___ Supplied entries

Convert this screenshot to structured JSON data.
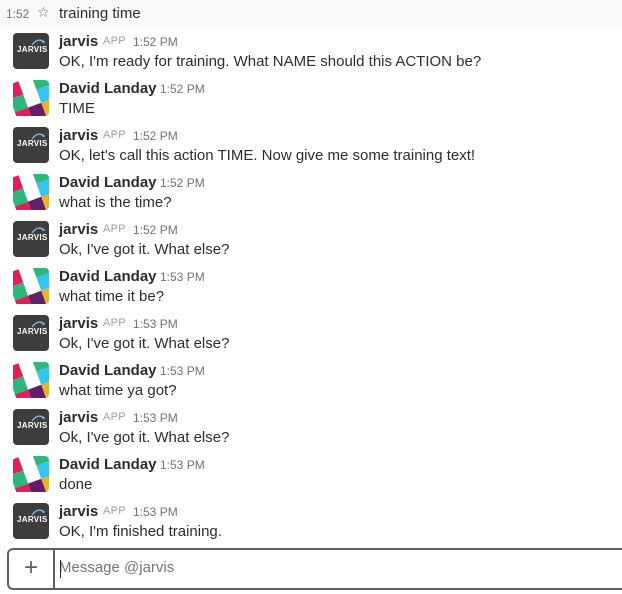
{
  "header": {
    "time": "1:52",
    "title": "training time"
  },
  "messages": [
    {
      "sender": "jarvis",
      "app": "APP",
      "time": "1:52 PM",
      "text": "OK, I'm ready for training. What NAME should this ACTION be?",
      "avatar": "jarvis-logo"
    },
    {
      "sender": "David Landay",
      "time": "1:52 PM",
      "text": "TIME",
      "avatar": "slack-style-avatar"
    },
    {
      "sender": "jarvis",
      "app": "APP",
      "time": "1:52 PM",
      "text": "OK, let's call this action TIME. Now give me some training text!",
      "avatar": "jarvis-logo"
    },
    {
      "sender": "David Landay",
      "time": "1:52 PM",
      "text": "what is the time?",
      "avatar": "slack-style-avatar"
    },
    {
      "sender": "jarvis",
      "app": "APP",
      "time": "1:52 PM",
      "text": "Ok, I've got it. What else?",
      "avatar": "jarvis-logo"
    },
    {
      "sender": "David Landay",
      "time": "1:53 PM",
      "text": "what time it be?",
      "avatar": "slack-style-avatar"
    },
    {
      "sender": "jarvis",
      "app": "APP",
      "time": "1:53 PM",
      "text": "Ok, I've got it. What else?",
      "avatar": "jarvis-logo"
    },
    {
      "sender": "David Landay",
      "time": "1:53 PM",
      "text": "what time ya got?",
      "avatar": "slack-style-avatar"
    },
    {
      "sender": "jarvis",
      "app": "APP",
      "time": "1:53 PM",
      "text": "Ok, I've got it. What else?",
      "avatar": "jarvis-logo"
    },
    {
      "sender": "David Landay",
      "time": "1:53 PM",
      "text": "done",
      "avatar": "slack-style-avatar"
    },
    {
      "sender": "jarvis",
      "app": "APP",
      "time": "1:53 PM",
      "text": "OK, I'm finished training.",
      "avatar": "jarvis-logo"
    }
  ],
  "jarvis_logo_text": "JARVIS",
  "composer": {
    "plus": "+",
    "placeholder": "Message @jarvis"
  },
  "colors": {
    "text": "#2c2d30",
    "muted": "#717274",
    "app_badge": "#9e9ea6",
    "jarvis_avatar_bg": "#3d3d3f"
  }
}
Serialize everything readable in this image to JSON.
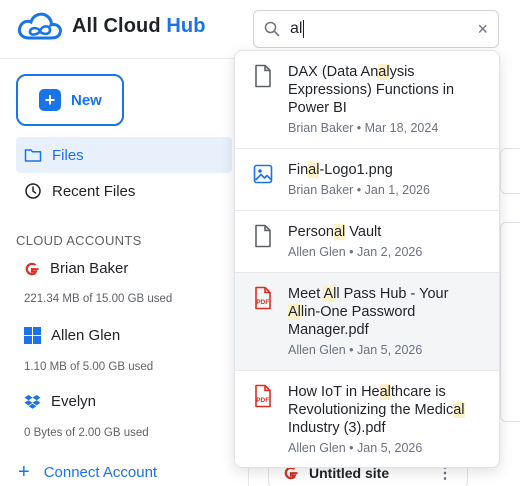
{
  "app": {
    "title_main": "All Cloud ",
    "title_accent": "Hub"
  },
  "search": {
    "query": "al",
    "clear_symbol": "×"
  },
  "sidebar": {
    "new_label": "New",
    "nav": [
      {
        "label": "Files",
        "icon": "folder-icon",
        "active": true
      },
      {
        "label": "Recent Files",
        "icon": "clock-icon",
        "active": false
      }
    ],
    "section_title": "CLOUD ACCOUNTS",
    "accounts": [
      {
        "name": "Brian Baker",
        "icon": "google-icon",
        "usage": "221.34 MB of 15.00 GB used"
      },
      {
        "name": "Allen Glen",
        "icon": "onedrive-windows-icon",
        "usage": "1.10 MB of 5.00 GB used"
      },
      {
        "name": "Evelyn",
        "icon": "dropbox-icon",
        "usage": "0 Bytes of 2.00 GB used"
      }
    ],
    "connect_label": "Connect Account"
  },
  "main": {
    "peek_card_title": "Untitled site",
    "peek_card_more": "⋮"
  },
  "results": [
    {
      "title_parts": [
        "DAX (Data An",
        "al",
        "ysis Expressions) Functions in Power BI"
      ],
      "meta": "Brian Baker • Mar 18, 2024",
      "icon": "document-icon"
    },
    {
      "title_parts": [
        "Fin",
        "al",
        "-Logo1.png"
      ],
      "meta": "Brian Baker • Jan 1, 2026",
      "icon": "image-icon"
    },
    {
      "title_parts": [
        "Person",
        "al",
        " Vault"
      ],
      "meta": "Allen Glen • Jan 2, 2026",
      "icon": "document-icon"
    },
    {
      "title_parts": [
        "Meet ",
        "Al",
        "l Pass Hub - Your ",
        "Al",
        "lin-One Password Manager.pdf"
      ],
      "meta": "Allen Glen • Jan 5, 2026",
      "icon": "pdf-icon"
    },
    {
      "title_parts": [
        "How IoT in He",
        "al",
        "thcare is Revolutionizing the Medic",
        "al",
        " Industry (3).pdf"
      ],
      "meta": "Allen Glen • Jan 5, 2026",
      "icon": "pdf-icon"
    }
  ],
  "colors": {
    "accent": "#1a73e8",
    "pdf": "#d93025",
    "highlight": "#fdf2c7"
  }
}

______

**Objective:**
Extract all lines of the records above that include "used".

**Result of this exercise:**
        "usage": "221.34 MB of 15.00 GB used"
        "usage": "1.10 MB of 5.00 GB used"
        "usage": "0 Bytes of 2.00 GB used"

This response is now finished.